Stated exercise
Please pick out each line below that contains the word "received", and copy those lines.

Recorded information
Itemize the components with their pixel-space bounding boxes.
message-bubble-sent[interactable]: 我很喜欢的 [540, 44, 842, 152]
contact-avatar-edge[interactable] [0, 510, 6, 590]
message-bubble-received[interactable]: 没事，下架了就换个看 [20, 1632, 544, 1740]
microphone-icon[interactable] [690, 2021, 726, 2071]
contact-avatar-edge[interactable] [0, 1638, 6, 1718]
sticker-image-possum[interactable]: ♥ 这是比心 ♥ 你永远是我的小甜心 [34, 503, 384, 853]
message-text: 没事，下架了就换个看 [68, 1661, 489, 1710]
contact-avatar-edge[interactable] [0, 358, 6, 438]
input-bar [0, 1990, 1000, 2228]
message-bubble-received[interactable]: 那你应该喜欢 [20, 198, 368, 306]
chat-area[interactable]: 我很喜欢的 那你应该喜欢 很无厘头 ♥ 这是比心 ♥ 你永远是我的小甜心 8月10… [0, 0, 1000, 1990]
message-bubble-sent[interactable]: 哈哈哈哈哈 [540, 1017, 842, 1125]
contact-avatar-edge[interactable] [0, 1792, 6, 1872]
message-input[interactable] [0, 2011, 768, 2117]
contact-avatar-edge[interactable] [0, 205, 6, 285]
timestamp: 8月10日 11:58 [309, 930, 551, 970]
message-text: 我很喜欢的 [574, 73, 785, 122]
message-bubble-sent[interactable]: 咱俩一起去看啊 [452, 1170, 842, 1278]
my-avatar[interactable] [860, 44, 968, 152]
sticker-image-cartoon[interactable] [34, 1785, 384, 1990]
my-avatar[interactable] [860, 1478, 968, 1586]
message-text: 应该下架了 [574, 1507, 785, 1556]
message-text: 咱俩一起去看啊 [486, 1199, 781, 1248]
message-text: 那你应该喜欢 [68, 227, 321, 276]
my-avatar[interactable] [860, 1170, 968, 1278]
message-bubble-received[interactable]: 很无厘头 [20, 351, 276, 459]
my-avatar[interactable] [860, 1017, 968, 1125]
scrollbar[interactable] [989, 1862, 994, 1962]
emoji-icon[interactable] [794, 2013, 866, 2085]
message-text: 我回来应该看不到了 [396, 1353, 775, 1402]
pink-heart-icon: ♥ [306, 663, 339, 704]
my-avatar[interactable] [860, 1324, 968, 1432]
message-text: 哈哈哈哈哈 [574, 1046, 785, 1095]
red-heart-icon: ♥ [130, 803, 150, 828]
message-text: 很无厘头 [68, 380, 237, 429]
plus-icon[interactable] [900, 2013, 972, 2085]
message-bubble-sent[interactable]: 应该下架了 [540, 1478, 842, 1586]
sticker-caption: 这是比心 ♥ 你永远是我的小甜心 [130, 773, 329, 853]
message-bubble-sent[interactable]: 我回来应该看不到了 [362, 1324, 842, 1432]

Solution to this problem
message-bubble-received[interactable]: 没事，下架了就换个看 [20, 1632, 544, 1740]
message-bubble-received[interactable]: 那你应该喜欢 [20, 198, 368, 306]
message-bubble-received[interactable]: 很无厘头 [20, 351, 276, 459]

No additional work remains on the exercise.